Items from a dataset
....
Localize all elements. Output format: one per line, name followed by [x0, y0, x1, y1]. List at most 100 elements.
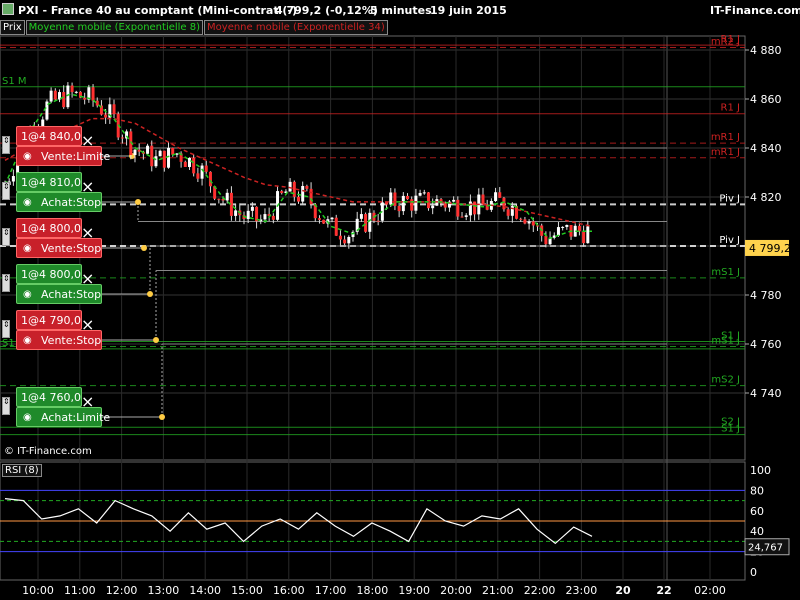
candle-body	[297, 196, 300, 202]
eye-icon[interactable]: ◉	[23, 289, 32, 300]
ema8-line	[4, 93, 592, 240]
time-axis-label: 22	[656, 584, 671, 597]
order-type-tag[interactable]: ◉ Vente:Limite	[16, 146, 110, 166]
order-type-label: Achat:Stop	[41, 196, 102, 209]
candle-body	[271, 215, 275, 220]
rsi-label[interactable]: RSI (8)	[2, 464, 42, 477]
candle-body	[473, 201, 477, 215]
order-quantity-tag[interactable]: 1@4 760,0	[16, 387, 82, 407]
order-quantity-tag[interactable]: 1@4 810,0	[16, 172, 82, 192]
candle-body	[158, 150, 162, 157]
candle-body	[187, 157, 191, 167]
eye-icon[interactable]: ◉	[23, 243, 32, 254]
order-quantity-tag[interactable]: 1@4 800,0	[16, 218, 82, 238]
order-drag-handle[interactable]: ⇕	[2, 136, 10, 154]
time-axis-label: 19:00	[398, 584, 430, 597]
current-price-label: 4 799,2	[749, 242, 791, 255]
candle-body	[359, 214, 363, 219]
time-axis-label: 20:00	[440, 584, 472, 597]
order-quantity-tag[interactable]: 1@4 800,0	[16, 264, 82, 284]
candle-body	[146, 145, 150, 154]
candle-body	[234, 210, 238, 216]
candle-body	[150, 145, 154, 167]
pivot-level-label: Piv J	[719, 193, 740, 204]
order-quantity-label: 1@4 840,0	[21, 130, 81, 143]
candle-body	[120, 137, 124, 139]
order-type-label: Vente:Limite	[41, 150, 111, 163]
order-type-tag[interactable]: ◉ Achat:Limite	[16, 407, 110, 427]
candle-body	[481, 194, 485, 205]
candle-body	[464, 215, 468, 217]
candle-body	[192, 157, 196, 174]
pivot-level-label: mR2 J	[711, 37, 740, 48]
time-axis-label: 13:00	[148, 584, 180, 597]
eye-icon[interactable]: ◉	[23, 151, 32, 162]
order-anchor-dot[interactable]	[159, 414, 165, 420]
order-type-tag[interactable]: ◉ Achat:Stop	[16, 192, 102, 212]
order-anchor-dot[interactable]	[147, 291, 153, 297]
order-drag-handle[interactable]: ⇕	[2, 228, 10, 246]
candle-body	[208, 171, 212, 187]
chart-canvas[interactable]: R1 JmR2 JS1 MR1 JmR1 JmR1 JPiv JPiv JmS1…	[0, 0, 800, 600]
pivot-level-label: mS1 J	[711, 267, 740, 278]
order-type-label: Achat:Limite	[41, 411, 111, 424]
order-drag-handle[interactable]: ⇕	[2, 274, 10, 292]
eye-icon[interactable]: ◉	[23, 412, 32, 423]
pivot-level-label: Piv J	[719, 235, 740, 246]
candle-body	[53, 90, 57, 100]
candle-body	[410, 199, 414, 211]
candle-body	[11, 176, 15, 182]
watermark: © IT-Finance.com	[4, 446, 92, 457]
order-quantity-label: 1@4 810,0	[21, 176, 81, 189]
candle-body	[49, 90, 53, 102]
candle-body	[401, 195, 405, 212]
eye-icon[interactable]: ◉	[23, 197, 32, 208]
rsi-axis-label: 0	[750, 566, 757, 579]
price-axis-label: 4 880	[750, 44, 782, 57]
candle-body	[519, 218, 523, 220]
order-anchor-dot[interactable]	[135, 199, 141, 205]
order-drag-handle[interactable]: ⇕	[2, 182, 10, 200]
candle-body	[515, 206, 519, 219]
time-axis-label: 11:00	[64, 584, 96, 597]
candle-body	[443, 203, 447, 208]
eye-icon[interactable]: ◉	[23, 335, 32, 346]
candle-body	[330, 217, 334, 220]
order-quantity-tag[interactable]: 1@4 840,0	[16, 126, 82, 146]
candle-body	[347, 237, 351, 244]
time-axis-label: 10:00	[22, 584, 54, 597]
candle-body	[561, 226, 565, 228]
order-drag-handle[interactable]: ⇕	[2, 397, 10, 415]
candle-body	[322, 219, 326, 224]
candle-body	[343, 239, 347, 244]
order-anchor-dot[interactable]	[141, 245, 147, 251]
order-type-label: Vente:Stop	[41, 242, 102, 255]
candle-body	[288, 181, 292, 192]
price-axis-label: 4 860	[750, 93, 782, 106]
candle-body	[397, 205, 401, 212]
order-type-tag[interactable]: ◉ Vente:Stop	[16, 330, 102, 350]
candle-body	[91, 87, 95, 101]
order-type-tag[interactable]: ◉ Achat:Stop	[16, 284, 102, 304]
candle-body	[167, 147, 171, 168]
candle-body	[494, 192, 498, 201]
time-axis-label: 18:00	[357, 584, 389, 597]
price-axis-label: 4 840	[750, 142, 782, 155]
candle-body	[62, 92, 66, 108]
candle-body	[171, 147, 175, 155]
candle-body	[196, 173, 200, 179]
time-axis-label: 23:00	[566, 584, 598, 597]
order-drag-handle[interactable]: ⇕	[2, 320, 10, 338]
time-axis-label: 17:00	[315, 584, 347, 597]
time-axis-label: 12:00	[106, 584, 138, 597]
candle-body	[422, 192, 426, 194]
candle-body	[250, 206, 254, 211]
order-type-tag[interactable]: ◉ Vente:Stop	[16, 238, 102, 258]
candle-body	[83, 97, 87, 100]
order-quantity-tag[interactable]: 1@4 790,0	[16, 310, 82, 330]
price-axis-label: 4 740	[750, 387, 782, 400]
pivot-level-label: S1 M	[2, 76, 27, 87]
order-anchor-dot[interactable]	[153, 337, 159, 343]
pivot-level-label: mR1 J	[711, 132, 740, 143]
candle-body	[280, 191, 284, 194]
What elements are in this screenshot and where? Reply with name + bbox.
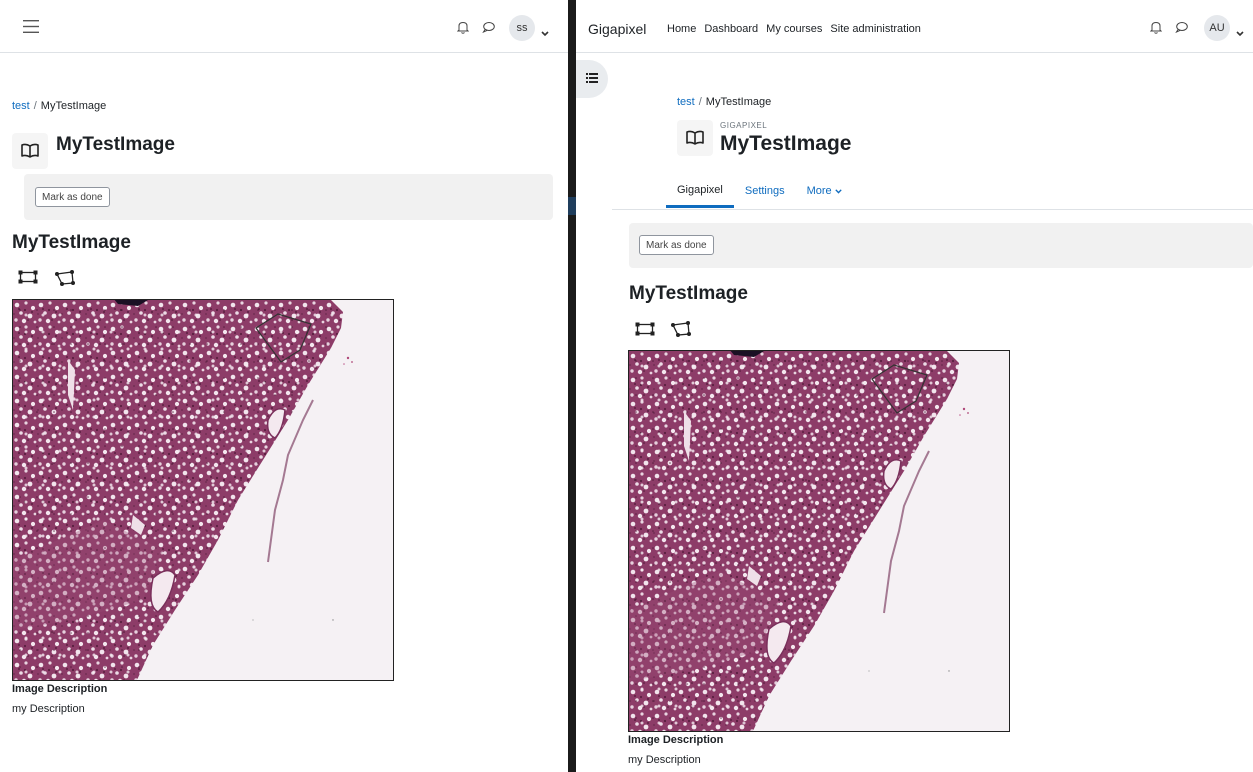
....
◆ WORK INSTRUCTIONS
Reproduce each line of the listing above without any change, leaving out the pictures.

◆ ANSWER IN FULL
Localize all elements. Output format: one per line, name followed by [x0, y0, x1, y1]. List at most 100 elements.
candle-body	[297, 196, 300, 202]
eye-icon[interactable]: ◉	[23, 289, 32, 300]
ema8-line	[4, 93, 592, 240]
time-axis-label: 22	[656, 584, 671, 597]
order-type-tag[interactable]: ◉ Vente:Limite	[16, 146, 110, 166]
order-type-label: Achat:Stop	[41, 196, 102, 209]
candle-body	[271, 215, 275, 220]
rsi-label[interactable]: RSI (8)	[2, 464, 42, 477]
candle-body	[473, 201, 477, 215]
order-quantity-tag[interactable]: 1@4 760,0	[16, 387, 82, 407]
order-quantity-tag[interactable]: 1@4 810,0	[16, 172, 82, 192]
candle-body	[158, 150, 162, 157]
candle-body	[187, 157, 191, 167]
eye-icon[interactable]: ◉	[23, 243, 32, 254]
order-quantity-tag[interactable]: 1@4 800,0	[16, 218, 82, 238]
order-drag-handle[interactable]: ⇕	[2, 136, 10, 154]
time-axis-label: 19:00	[398, 584, 430, 597]
current-price-label: 4 799,2	[749, 242, 791, 255]
candle-body	[359, 214, 363, 219]
time-axis-label: 20:00	[440, 584, 472, 597]
order-quantity-tag[interactable]: 1@4 800,0	[16, 264, 82, 284]
candle-body	[146, 145, 150, 154]
candle-body	[234, 210, 238, 216]
candle-body	[150, 145, 154, 167]
pivot-level-label: Piv J	[719, 193, 740, 204]
order-quantity-label: 1@4 840,0	[21, 130, 81, 143]
candle-body	[120, 137, 124, 139]
order-type-label: Vente:Limite	[41, 150, 111, 163]
order-type-tag[interactable]: ◉ Achat:Limite	[16, 407, 110, 427]
candle-body	[481, 194, 485, 205]
candle-body	[464, 215, 468, 217]
candle-body	[192, 157, 196, 174]
pivot-level-label: mR2 J	[711, 37, 740, 48]
time-axis-label: 13:00	[148, 584, 180, 597]
eye-icon[interactable]: ◉	[23, 151, 32, 162]
order-anchor-dot[interactable]	[159, 414, 165, 420]
order-type-tag[interactable]: ◉ Achat:Stop	[16, 192, 102, 212]
order-anchor-dot[interactable]	[147, 291, 153, 297]
order-drag-handle[interactable]: ⇕	[2, 228, 10, 246]
candle-body	[208, 171, 212, 187]
chart-canvas[interactable]: R1 JmR2 JS1 MR1 JmR1 JmR1 JPiv JPiv JmS1…	[0, 0, 800, 600]
pivot-level-label: mS1 J	[711, 267, 740, 278]
order-type-label: Achat:Limite	[41, 411, 111, 424]
order-drag-handle[interactable]: ⇕	[2, 274, 10, 292]
eye-icon[interactable]: ◉	[23, 412, 32, 423]
pivot-level-label: Piv J	[719, 235, 740, 246]
candle-body	[53, 90, 57, 100]
candle-body	[410, 199, 414, 211]
candle-body	[11, 176, 15, 182]
watermark: © IT-Finance.com	[4, 446, 92, 457]
order-quantity-label: 1@4 810,0	[21, 176, 81, 189]
candle-body	[49, 90, 53, 102]
candle-body	[401, 195, 405, 212]
eye-icon[interactable]: ◉	[23, 197, 32, 208]
rsi-axis-label: 0	[750, 566, 757, 579]
price-axis-label: 4 880	[750, 44, 782, 57]
candle-body	[519, 218, 523, 220]
order-anchor-dot[interactable]	[135, 199, 141, 205]
order-drag-handle[interactable]: ⇕	[2, 182, 10, 200]
candle-body	[515, 206, 519, 219]
time-axis-label: 11:00	[64, 584, 96, 597]
candle-body	[443, 203, 447, 208]
eye-icon[interactable]: ◉	[23, 335, 32, 346]
candle-body	[330, 217, 334, 220]
order-quantity-tag[interactable]: 1@4 840,0	[16, 126, 82, 146]
candle-body	[347, 237, 351, 244]
time-axis-label: 10:00	[22, 584, 54, 597]
candle-body	[561, 226, 565, 228]
order-drag-handle[interactable]: ⇕	[2, 397, 10, 415]
candle-body	[322, 219, 326, 224]
candle-body	[343, 239, 347, 244]
order-anchor-dot[interactable]	[141, 245, 147, 251]
order-type-label: Vente:Stop	[41, 242, 102, 255]
candle-body	[288, 181, 292, 192]
price-axis-label: 4 860	[750, 93, 782, 106]
candle-body	[397, 205, 401, 212]
order-type-tag[interactable]: ◉ Vente:Stop	[16, 330, 102, 350]
candle-body	[91, 87, 95, 101]
order-type-tag[interactable]: ◉ Achat:Stop	[16, 284, 102, 304]
candle-body	[167, 147, 171, 168]
candle-body	[494, 192, 498, 201]
time-axis-label: 18:00	[357, 584, 389, 597]
price-axis-label: 4 840	[750, 142, 782, 155]
candle-body	[62, 92, 66, 108]
candle-body	[171, 147, 175, 155]
candle-body	[196, 173, 200, 179]
time-axis-label: 23:00	[566, 584, 598, 597]
order-drag-handle[interactable]: ⇕	[2, 320, 10, 338]
time-axis-label: 17:00	[315, 584, 347, 597]
time-axis-label: 12:00	[106, 584, 138, 597]
candle-body	[422, 192, 426, 194]
candle-body	[250, 206, 254, 211]
order-type-tag[interactable]: ◉ Vente:Stop	[16, 238, 102, 258]
candle-body	[83, 97, 87, 100]
order-quantity-tag[interactable]: 1@4 790,0	[16, 310, 82, 330]
price-axis-label: 4 740	[750, 387, 782, 400]
pivot-level-label: S1 M	[2, 76, 27, 87]
order-anchor-dot[interactable]	[153, 337, 159, 343]
pivot-level-label: mR1 J	[711, 132, 740, 143]
candle-body	[280, 191, 284, 194]
What elements are in this screenshot and where? Reply with name + bbox.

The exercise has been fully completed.